GIVEN ENTRIES:
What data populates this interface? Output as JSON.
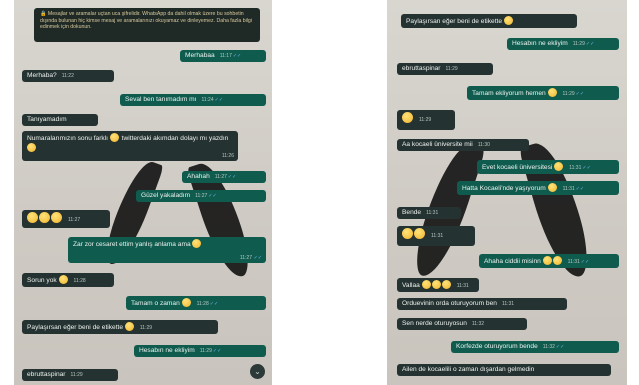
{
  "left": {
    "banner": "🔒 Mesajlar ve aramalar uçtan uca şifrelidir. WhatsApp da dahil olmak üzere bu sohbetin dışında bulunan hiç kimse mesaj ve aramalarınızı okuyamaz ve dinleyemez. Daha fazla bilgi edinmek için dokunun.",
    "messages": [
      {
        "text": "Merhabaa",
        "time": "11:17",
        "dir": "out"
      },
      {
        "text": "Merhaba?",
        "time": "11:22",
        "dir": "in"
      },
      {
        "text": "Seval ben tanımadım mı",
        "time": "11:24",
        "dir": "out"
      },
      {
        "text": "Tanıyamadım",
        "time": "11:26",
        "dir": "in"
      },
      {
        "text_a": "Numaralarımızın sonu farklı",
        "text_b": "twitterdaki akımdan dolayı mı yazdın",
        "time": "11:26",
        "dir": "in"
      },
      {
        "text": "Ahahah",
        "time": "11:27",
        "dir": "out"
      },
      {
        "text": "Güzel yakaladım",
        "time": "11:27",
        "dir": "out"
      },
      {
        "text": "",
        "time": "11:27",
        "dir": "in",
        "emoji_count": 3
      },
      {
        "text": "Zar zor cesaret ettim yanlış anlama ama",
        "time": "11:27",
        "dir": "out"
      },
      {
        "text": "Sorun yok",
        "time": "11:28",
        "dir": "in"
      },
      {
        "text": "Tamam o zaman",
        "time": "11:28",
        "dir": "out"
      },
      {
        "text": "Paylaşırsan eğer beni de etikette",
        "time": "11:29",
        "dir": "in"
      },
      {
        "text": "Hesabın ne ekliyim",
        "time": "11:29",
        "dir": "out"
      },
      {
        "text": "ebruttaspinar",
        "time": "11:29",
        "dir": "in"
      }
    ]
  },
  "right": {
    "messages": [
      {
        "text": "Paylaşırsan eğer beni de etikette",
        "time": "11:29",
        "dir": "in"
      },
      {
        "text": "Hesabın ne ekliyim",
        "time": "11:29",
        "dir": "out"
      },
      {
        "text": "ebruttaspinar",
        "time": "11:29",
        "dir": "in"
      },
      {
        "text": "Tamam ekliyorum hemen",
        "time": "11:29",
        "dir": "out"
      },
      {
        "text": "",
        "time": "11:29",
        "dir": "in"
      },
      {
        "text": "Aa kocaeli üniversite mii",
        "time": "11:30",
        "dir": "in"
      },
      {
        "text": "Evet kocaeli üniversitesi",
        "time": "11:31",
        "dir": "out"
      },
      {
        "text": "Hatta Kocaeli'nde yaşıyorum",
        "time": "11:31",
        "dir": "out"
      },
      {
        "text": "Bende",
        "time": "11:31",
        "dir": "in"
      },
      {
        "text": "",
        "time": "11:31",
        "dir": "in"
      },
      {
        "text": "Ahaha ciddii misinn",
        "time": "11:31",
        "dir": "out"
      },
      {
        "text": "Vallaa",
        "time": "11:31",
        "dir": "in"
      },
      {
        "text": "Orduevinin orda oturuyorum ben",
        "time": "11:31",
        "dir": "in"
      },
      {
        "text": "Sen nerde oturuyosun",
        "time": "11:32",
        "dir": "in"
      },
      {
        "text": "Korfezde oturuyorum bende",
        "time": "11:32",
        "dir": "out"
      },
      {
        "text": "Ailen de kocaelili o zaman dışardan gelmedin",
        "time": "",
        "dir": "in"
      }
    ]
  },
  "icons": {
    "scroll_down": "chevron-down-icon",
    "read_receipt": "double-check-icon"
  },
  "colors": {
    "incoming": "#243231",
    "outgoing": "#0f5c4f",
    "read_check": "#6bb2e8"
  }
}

---

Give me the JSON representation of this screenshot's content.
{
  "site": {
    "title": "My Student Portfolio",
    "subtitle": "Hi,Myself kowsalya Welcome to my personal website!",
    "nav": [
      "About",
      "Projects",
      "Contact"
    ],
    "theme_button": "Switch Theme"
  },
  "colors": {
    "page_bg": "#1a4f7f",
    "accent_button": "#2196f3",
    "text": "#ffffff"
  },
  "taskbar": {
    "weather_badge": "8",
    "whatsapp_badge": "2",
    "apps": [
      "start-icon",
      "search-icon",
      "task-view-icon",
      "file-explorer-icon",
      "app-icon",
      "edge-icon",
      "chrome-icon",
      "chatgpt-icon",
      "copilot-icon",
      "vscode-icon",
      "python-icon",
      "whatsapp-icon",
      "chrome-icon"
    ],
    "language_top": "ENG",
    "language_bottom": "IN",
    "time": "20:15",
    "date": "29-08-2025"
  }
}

GOAL:
Among the lines of the data, identify those with the word "this". Copy each of them.

FULL SOLUTION:
What data populates this interface? Output as JSON.
Give me the JSON representation of this screenshot's content.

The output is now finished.